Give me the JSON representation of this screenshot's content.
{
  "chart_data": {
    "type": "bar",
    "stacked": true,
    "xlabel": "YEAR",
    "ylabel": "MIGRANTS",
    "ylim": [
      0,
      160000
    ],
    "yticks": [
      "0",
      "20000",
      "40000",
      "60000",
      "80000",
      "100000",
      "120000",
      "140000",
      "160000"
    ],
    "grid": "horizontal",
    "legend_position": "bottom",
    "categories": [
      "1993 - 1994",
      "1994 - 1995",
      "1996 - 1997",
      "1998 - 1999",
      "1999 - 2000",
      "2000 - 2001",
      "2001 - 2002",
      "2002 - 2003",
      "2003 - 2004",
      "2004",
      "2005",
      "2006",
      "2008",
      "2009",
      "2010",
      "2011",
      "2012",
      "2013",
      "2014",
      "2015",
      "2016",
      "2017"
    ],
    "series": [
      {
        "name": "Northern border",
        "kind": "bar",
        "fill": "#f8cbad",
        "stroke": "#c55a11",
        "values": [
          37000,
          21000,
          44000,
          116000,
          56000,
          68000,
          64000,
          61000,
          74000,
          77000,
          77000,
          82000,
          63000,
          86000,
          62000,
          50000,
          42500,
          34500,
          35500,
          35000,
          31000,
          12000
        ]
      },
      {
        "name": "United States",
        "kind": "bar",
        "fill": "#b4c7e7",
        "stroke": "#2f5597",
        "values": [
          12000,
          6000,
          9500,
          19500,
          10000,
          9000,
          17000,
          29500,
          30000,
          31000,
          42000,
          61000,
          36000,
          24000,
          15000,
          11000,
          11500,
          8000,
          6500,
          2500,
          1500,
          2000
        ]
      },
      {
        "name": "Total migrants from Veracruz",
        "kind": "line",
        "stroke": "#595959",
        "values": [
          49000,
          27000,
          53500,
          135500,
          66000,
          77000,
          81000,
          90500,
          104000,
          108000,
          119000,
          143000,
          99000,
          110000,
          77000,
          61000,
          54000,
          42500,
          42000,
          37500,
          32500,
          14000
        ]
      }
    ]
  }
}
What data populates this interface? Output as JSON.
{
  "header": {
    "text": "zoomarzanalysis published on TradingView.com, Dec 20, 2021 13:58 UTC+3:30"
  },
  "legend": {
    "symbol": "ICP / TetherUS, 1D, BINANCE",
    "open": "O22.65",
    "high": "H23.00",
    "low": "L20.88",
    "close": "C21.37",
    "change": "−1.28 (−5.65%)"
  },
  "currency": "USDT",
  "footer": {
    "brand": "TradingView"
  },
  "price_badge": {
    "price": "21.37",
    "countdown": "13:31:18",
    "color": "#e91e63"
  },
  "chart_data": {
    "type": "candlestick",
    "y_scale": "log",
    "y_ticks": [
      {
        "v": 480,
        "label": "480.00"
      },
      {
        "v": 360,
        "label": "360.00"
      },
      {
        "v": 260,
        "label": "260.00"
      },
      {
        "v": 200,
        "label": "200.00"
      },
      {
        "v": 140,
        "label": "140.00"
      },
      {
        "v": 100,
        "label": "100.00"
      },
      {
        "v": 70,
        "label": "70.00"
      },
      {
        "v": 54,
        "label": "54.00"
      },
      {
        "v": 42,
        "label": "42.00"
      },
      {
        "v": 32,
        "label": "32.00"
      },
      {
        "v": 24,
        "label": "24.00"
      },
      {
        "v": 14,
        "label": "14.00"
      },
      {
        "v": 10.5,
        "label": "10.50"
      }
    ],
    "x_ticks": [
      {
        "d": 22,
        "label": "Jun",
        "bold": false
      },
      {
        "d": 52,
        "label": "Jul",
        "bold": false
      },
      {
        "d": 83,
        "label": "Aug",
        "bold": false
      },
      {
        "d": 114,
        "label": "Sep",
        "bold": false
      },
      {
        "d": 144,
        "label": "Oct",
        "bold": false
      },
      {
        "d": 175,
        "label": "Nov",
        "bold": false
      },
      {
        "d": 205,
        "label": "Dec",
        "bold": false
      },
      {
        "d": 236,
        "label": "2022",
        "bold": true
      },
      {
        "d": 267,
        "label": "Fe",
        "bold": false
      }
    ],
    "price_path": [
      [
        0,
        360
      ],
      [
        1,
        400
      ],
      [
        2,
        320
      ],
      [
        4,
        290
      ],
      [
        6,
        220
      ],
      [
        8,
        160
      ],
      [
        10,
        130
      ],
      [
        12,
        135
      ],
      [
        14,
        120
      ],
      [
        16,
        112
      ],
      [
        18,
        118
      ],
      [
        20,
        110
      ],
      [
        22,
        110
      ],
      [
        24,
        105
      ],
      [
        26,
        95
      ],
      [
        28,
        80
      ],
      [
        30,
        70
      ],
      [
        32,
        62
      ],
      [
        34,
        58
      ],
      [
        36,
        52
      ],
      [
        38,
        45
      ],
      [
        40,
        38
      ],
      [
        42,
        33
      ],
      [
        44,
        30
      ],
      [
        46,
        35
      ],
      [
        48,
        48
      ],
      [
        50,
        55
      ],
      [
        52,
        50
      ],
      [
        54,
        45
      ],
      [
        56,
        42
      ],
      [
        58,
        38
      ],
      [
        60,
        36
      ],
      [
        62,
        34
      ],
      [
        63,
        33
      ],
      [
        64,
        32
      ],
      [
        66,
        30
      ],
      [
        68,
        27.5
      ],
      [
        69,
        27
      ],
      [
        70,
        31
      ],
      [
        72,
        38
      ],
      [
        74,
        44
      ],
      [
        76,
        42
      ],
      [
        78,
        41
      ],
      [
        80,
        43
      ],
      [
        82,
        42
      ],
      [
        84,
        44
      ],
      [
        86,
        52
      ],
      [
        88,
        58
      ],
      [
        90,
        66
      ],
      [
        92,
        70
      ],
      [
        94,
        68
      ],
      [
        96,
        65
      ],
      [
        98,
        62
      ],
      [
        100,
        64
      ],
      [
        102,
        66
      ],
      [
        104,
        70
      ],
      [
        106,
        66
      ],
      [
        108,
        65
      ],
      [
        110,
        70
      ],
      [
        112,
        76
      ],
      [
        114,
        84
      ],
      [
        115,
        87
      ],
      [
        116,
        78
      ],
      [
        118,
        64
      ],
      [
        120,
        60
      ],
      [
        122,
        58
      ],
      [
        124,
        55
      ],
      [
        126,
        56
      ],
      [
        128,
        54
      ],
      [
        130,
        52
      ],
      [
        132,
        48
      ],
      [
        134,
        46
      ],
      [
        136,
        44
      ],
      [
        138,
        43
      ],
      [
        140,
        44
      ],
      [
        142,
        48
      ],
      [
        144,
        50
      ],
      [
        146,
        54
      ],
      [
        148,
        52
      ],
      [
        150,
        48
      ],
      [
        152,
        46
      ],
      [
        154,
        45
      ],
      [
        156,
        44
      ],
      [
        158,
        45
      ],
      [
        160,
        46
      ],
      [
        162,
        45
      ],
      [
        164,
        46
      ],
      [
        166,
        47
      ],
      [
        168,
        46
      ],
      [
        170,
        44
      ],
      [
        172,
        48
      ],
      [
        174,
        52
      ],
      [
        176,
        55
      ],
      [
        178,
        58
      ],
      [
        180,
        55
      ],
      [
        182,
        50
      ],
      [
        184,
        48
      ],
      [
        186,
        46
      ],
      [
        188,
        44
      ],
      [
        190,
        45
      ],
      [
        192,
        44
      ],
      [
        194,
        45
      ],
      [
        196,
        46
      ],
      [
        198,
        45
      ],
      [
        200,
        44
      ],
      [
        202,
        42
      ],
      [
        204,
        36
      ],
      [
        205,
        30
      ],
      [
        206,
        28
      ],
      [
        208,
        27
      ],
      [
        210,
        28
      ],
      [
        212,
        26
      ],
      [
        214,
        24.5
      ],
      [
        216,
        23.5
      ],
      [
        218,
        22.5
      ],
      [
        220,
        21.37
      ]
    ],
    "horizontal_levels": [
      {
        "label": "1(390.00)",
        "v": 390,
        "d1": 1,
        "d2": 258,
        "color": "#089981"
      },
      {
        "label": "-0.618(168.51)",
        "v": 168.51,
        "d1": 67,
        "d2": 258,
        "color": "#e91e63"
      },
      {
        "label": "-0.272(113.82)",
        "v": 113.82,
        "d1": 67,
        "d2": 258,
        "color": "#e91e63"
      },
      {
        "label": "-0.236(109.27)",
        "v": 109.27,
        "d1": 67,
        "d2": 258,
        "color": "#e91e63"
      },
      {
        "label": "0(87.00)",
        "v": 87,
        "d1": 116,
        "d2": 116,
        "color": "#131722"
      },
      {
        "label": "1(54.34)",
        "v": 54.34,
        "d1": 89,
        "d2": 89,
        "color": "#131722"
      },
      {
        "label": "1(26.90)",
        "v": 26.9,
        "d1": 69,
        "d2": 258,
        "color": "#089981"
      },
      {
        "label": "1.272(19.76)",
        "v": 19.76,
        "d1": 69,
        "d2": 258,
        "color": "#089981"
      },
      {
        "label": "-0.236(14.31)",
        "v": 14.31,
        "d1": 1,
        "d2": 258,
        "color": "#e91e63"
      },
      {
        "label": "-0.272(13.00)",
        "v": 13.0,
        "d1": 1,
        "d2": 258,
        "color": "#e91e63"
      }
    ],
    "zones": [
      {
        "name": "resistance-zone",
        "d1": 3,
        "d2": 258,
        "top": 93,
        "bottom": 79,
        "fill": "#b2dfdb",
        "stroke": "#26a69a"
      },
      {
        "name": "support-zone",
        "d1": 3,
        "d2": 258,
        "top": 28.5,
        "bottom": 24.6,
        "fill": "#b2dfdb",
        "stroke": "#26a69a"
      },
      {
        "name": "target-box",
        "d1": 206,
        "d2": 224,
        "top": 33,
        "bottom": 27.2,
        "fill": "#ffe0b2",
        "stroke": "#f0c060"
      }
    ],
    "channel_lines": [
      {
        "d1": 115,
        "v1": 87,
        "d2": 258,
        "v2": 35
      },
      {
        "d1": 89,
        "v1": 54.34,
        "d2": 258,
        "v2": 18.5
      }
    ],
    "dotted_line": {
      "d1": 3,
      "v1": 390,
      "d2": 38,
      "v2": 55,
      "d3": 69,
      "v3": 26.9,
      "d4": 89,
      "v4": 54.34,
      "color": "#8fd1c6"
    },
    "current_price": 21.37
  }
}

━━━━━━━━

THE TASK: State the number of lines holding the word "stroke" in the listing. Add nothing else.

RESPONSE TO THE EXERCISE: 6